▶ _WHAT YOU NEED TO DO_
Repeat each record below exactly, dropping the pictures.

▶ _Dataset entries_
>> Begin

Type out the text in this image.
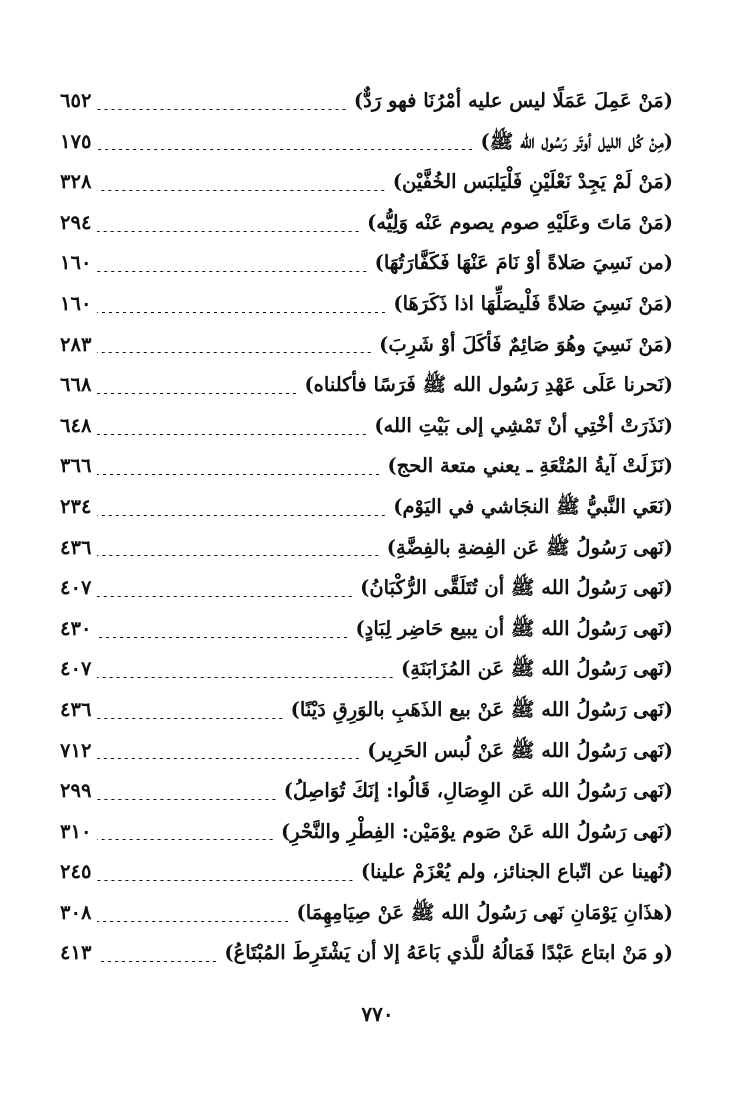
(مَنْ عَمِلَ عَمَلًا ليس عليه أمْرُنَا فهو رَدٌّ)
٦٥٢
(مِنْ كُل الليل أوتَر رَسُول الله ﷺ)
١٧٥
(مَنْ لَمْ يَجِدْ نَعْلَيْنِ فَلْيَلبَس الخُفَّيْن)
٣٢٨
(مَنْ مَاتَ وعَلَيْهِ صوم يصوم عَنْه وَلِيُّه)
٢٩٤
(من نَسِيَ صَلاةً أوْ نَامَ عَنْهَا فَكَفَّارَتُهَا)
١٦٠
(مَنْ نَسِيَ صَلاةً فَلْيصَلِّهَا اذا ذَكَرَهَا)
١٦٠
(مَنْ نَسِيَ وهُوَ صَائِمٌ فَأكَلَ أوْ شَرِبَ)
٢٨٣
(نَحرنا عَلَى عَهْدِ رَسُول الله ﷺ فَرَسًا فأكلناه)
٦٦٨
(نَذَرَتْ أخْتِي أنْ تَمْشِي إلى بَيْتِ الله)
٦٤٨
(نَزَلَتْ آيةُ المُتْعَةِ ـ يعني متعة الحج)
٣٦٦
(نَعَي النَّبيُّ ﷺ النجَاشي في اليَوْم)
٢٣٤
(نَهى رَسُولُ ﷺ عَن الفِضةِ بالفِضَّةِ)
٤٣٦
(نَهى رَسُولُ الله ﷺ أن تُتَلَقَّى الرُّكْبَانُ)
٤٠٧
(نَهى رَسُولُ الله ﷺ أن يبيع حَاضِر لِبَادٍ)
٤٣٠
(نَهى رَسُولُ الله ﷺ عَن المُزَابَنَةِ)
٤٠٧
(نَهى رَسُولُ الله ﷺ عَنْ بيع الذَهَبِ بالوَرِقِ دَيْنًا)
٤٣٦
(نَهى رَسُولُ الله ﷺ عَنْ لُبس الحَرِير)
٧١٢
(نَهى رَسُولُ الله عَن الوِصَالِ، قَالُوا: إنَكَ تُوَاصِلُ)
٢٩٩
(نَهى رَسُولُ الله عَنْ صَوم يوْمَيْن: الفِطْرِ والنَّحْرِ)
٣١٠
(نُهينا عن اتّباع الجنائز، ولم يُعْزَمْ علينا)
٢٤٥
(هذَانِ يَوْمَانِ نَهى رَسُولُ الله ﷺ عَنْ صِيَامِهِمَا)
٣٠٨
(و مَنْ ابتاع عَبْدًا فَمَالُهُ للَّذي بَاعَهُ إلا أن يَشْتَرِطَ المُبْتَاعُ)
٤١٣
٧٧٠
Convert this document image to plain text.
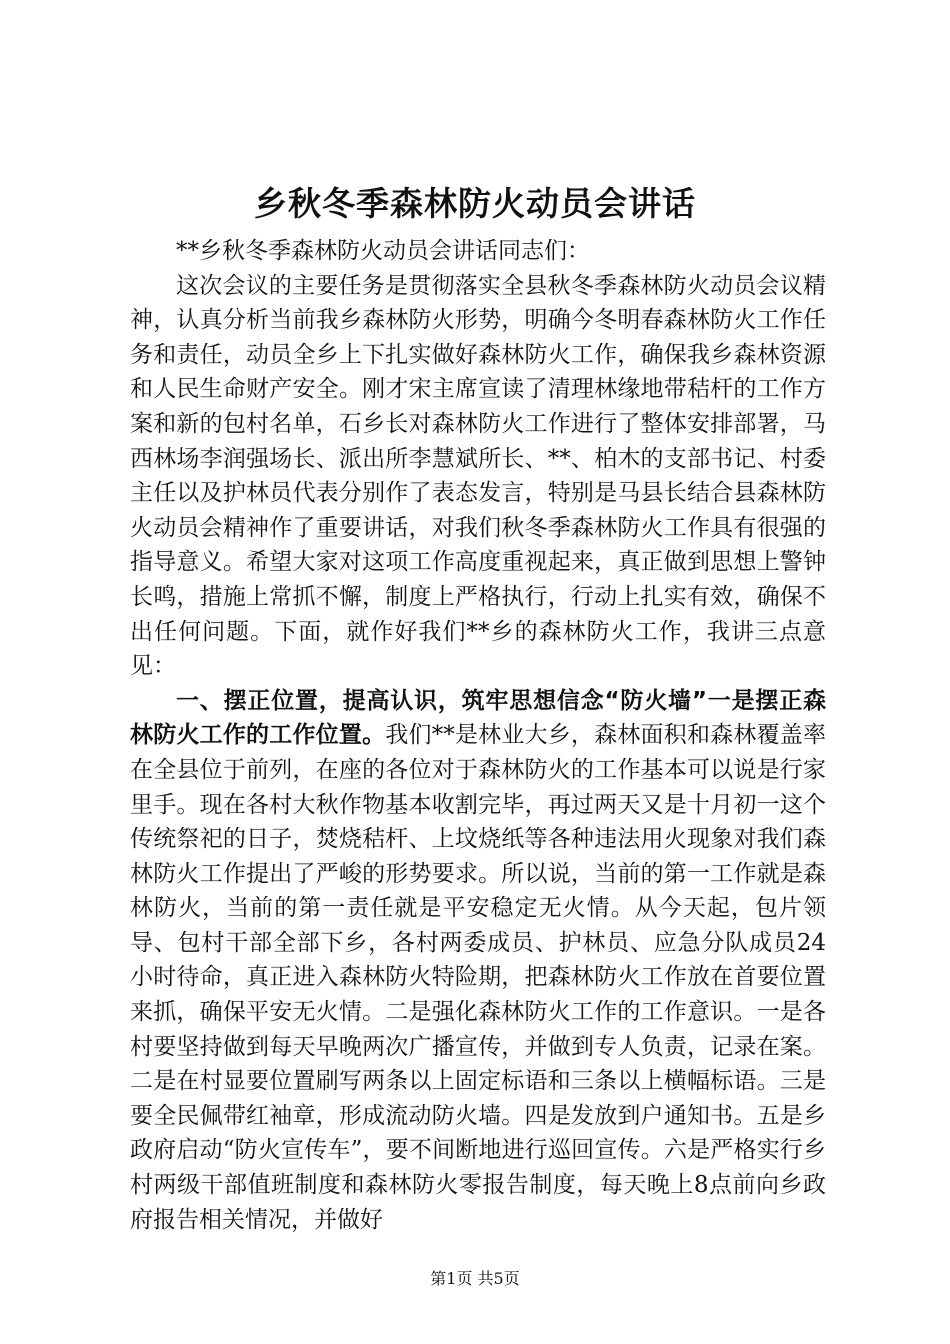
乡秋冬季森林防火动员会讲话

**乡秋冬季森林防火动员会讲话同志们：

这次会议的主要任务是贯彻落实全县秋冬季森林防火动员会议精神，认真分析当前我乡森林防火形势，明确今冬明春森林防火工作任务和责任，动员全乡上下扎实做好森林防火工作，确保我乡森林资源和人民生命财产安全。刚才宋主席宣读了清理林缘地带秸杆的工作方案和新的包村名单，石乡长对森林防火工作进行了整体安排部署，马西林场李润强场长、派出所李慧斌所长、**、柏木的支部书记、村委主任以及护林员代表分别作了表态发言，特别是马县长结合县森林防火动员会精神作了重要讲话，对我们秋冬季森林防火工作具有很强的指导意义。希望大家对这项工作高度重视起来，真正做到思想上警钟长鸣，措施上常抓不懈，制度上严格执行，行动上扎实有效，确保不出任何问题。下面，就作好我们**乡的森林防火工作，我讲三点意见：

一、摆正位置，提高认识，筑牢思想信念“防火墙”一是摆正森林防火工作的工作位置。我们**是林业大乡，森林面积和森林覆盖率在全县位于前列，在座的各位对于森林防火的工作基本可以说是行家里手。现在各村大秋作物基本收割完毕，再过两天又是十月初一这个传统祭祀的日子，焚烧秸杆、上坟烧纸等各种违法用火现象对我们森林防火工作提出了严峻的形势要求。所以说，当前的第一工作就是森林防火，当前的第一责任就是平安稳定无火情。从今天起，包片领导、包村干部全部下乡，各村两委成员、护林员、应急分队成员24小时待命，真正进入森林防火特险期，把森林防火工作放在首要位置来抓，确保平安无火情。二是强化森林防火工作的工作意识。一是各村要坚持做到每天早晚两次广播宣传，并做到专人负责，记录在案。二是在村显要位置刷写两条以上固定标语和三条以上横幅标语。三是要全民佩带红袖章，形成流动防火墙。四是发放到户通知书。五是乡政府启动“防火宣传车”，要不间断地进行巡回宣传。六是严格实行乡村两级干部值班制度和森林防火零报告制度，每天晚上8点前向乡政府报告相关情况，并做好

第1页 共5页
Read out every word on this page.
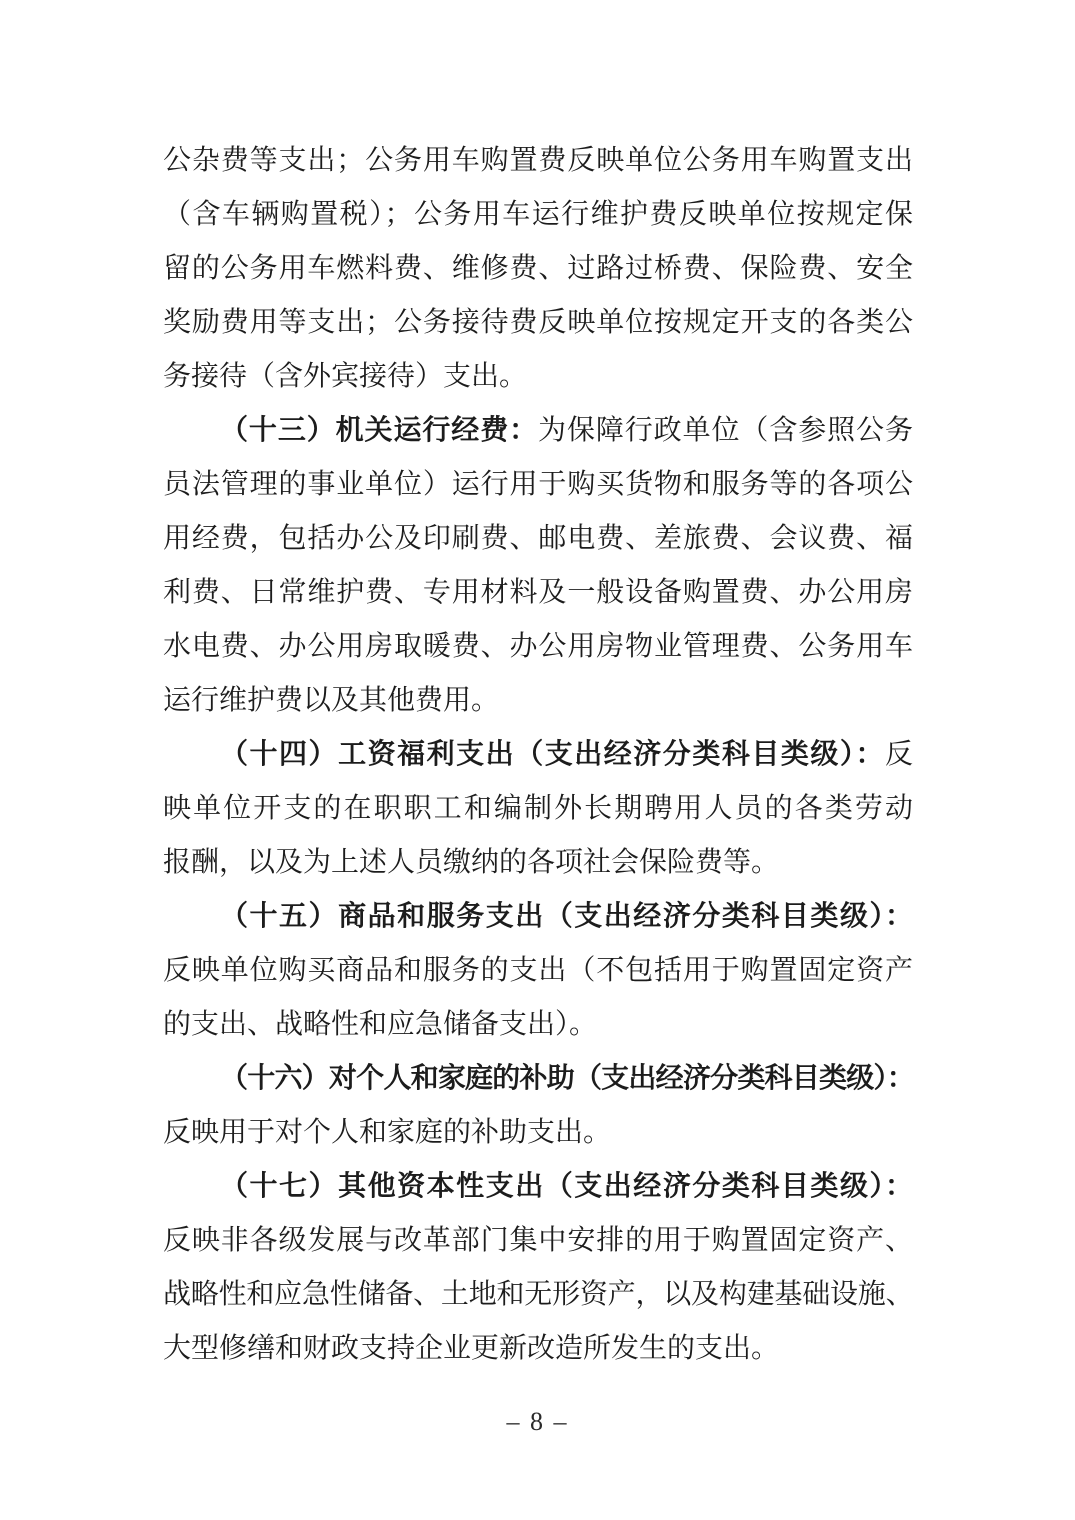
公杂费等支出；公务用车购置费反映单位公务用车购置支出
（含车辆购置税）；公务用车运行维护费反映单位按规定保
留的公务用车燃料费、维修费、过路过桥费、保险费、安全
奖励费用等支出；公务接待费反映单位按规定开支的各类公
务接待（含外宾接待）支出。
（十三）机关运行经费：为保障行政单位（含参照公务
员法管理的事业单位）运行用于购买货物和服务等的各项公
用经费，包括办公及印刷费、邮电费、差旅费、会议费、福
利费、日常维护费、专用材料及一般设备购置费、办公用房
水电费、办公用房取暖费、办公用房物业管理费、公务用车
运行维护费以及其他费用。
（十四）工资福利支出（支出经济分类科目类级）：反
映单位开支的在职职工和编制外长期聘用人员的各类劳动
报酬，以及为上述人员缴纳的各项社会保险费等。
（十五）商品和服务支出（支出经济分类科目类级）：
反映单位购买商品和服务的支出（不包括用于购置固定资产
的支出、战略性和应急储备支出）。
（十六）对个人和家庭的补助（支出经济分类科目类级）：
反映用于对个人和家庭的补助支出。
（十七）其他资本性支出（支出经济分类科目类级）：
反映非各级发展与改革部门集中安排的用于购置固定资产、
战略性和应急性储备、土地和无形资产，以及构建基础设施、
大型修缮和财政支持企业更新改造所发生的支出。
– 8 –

>> End

▶ _THE ANSWER_
Type out the text in this image.
(مَنْ عَمِلَ عَمَلًا ليس عليه أمْرُنَا فهو رَدٌّ)
٦٥٢
(مِنْ كُل الليل أوتَر رَسُول الله ﷺ)
١٧٥
(مَنْ لَمْ يَجِدْ نَعْلَيْنِ فَلْيَلبَس الخُفَّيْن)
٣٢٨
(مَنْ مَاتَ وعَلَيْهِ صوم يصوم عَنْه وَلِيُّه)
٢٩٤
(من نَسِيَ صَلاةً أوْ نَامَ عَنْهَا فَكَفَّارَتُهَا)
١٦٠
(مَنْ نَسِيَ صَلاةً فَلْيصَلِّهَا اذا ذَكَرَهَا)
١٦٠
(مَنْ نَسِيَ وهُوَ صَائِمٌ فَأكَلَ أوْ شَرِبَ)
٢٨٣
(نَحرنا عَلَى عَهْدِ رَسُول الله ﷺ فَرَسًا فأكلناه)
٦٦٨
(نَذَرَتْ أخْتِي أنْ تَمْشِي إلى بَيْتِ الله)
٦٤٨
(نَزَلَتْ آيةُ المُتْعَةِ ـ يعني متعة الحج)
٣٦٦
(نَعَي النَّبيُّ ﷺ النجَاشي في اليَوْم)
٢٣٤
(نَهى رَسُولُ ﷺ عَن الفِضةِ بالفِضَّةِ)
٤٣٦
(نَهى رَسُولُ الله ﷺ أن تُتَلَقَّى الرُّكْبَانُ)
٤٠٧
(نَهى رَسُولُ الله ﷺ أن يبيع حَاضِر لِبَادٍ)
٤٣٠
(نَهى رَسُولُ الله ﷺ عَن المُزَابَنَةِ)
٤٠٧
(نَهى رَسُولُ الله ﷺ عَنْ بيع الذَهَبِ بالوَرِقِ دَيْنًا)
٤٣٦
(نَهى رَسُولُ الله ﷺ عَنْ لُبس الحَرِير)
٧١٢
(نَهى رَسُولُ الله عَن الوِصَالِ، قَالُوا: إنَكَ تُوَاصِلُ)
٢٩٩
(نَهى رَسُولُ الله عَنْ صَوم يوْمَيْن: الفِطْرِ والنَّحْرِ)
٣١٠
(نُهينا عن اتّباع الجنائز، ولم يُعْزَمْ علينا)
٢٤٥
(هذَانِ يَوْمَانِ نَهى رَسُولُ الله ﷺ عَنْ صِيَامِهِمَا)
٣٠٨
(و مَنْ ابتاع عَبْدًا فَمَالُهُ للَّذي بَاعَهُ إلا أن يَشْتَرِطَ المُبْتَاعُ)
٤١٣
٧٧٠
Convert this document image to plain text.
乡秋冬季森林防火动员会讲话

**乡秋冬季森林防火动员会讲话同志们：

这次会议的主要任务是贯彻落实全县秋冬季森林防火动员会议精神，认真分析当前我乡森林防火形势，明确今冬明春森林防火工作任务和责任，动员全乡上下扎实做好森林防火工作，确保我乡森林资源和人民生命财产安全。刚才宋主席宣读了清理林缘地带秸杆的工作方案和新的包村名单，石乡长对森林防火工作进行了整体安排部署，马西林场李润强场长、派出所李慧斌所长、**、柏木的支部书记、村委主任以及护林员代表分别作了表态发言，特别是马县长结合县森林防火动员会精神作了重要讲话，对我们秋冬季森林防火工作具有很强的指导意义。希望大家对这项工作高度重视起来，真正做到思想上警钟长鸣，措施上常抓不懈，制度上严格执行，行动上扎实有效，确保不出任何问题。下面，就作好我们**乡的森林防火工作，我讲三点意见：

一、摆正位置，提高认识，筑牢思想信念“防火墙”一是摆正森林防火工作的工作位置。我们**是林业大乡，森林面积和森林覆盖率在全县位于前列，在座的各位对于森林防火的工作基本可以说是行家里手。现在各村大秋作物基本收割完毕，再过两天又是十月初一这个传统祭祀的日子，焚烧秸杆、上坟烧纸等各种违法用火现象对我们森林防火工作提出了严峻的形势要求。所以说，当前的第一工作就是森林防火，当前的第一责任就是平安稳定无火情。从今天起，包片领导、包村干部全部下乡，各村两委成员、护林员、应急分队成员24小时待命，真正进入森林防火特险期，把森林防火工作放在首要位置来抓，确保平安无火情。二是强化森林防火工作的工作意识。一是各村要坚持做到每天早晚两次广播宣传，并做到专人负责，记录在案。二是在村显要位置刷写两条以上固定标语和三条以上横幅标语。三是要全民佩带红袖章，形成流动防火墙。四是发放到户通知书。五是乡政府启动“防火宣传车”，要不间断地进行巡回宣传。六是严格实行乡村两级干部值班制度和森林防火零报告制度，每天晚上8点前向乡政府报告相关情况，并做好

第1页 共5页
Read out every word on this page.
公杂费等支出；公务用车购置费反映单位公务用车购置支出
（含车辆购置税）；公务用车运行维护费反映单位按规定保
留的公务用车燃料费、维修费、过路过桥费、保险费、安全
奖励费用等支出；公务接待费反映单位按规定开支的各类公
务接待（含外宾接待）支出。
（十三）机关运行经费：为保障行政单位（含参照公务
员法管理的事业单位）运行用于购买货物和服务等的各项公
用经费，包括办公及印刷费、邮电费、差旅费、会议费、福
利费、日常维护费、专用材料及一般设备购置费、办公用房
水电费、办公用房取暖费、办公用房物业管理费、公务用车
运行维护费以及其他费用。
（十四）工资福利支出（支出经济分类科目类级）：反
映单位开支的在职职工和编制外长期聘用人员的各类劳动
报酬，以及为上述人员缴纳的各项社会保险费等。
（十五）商品和服务支出（支出经济分类科目类级）：
反映单位购买商品和服务的支出（不包括用于购置固定资产
的支出、战略性和应急储备支出）。
（十六）对个人和家庭的补助（支出经济分类科目类级）：
反映用于对个人和家庭的补助支出。
（十七）其他资本性支出（支出经济分类科目类级）：
反映非各级发展与改革部门集中安排的用于购置固定资产、
战略性和应急性储备、土地和无形资产，以及构建基础设施、
大型修缮和财政支持企业更新改造所发生的支出。
– 8 –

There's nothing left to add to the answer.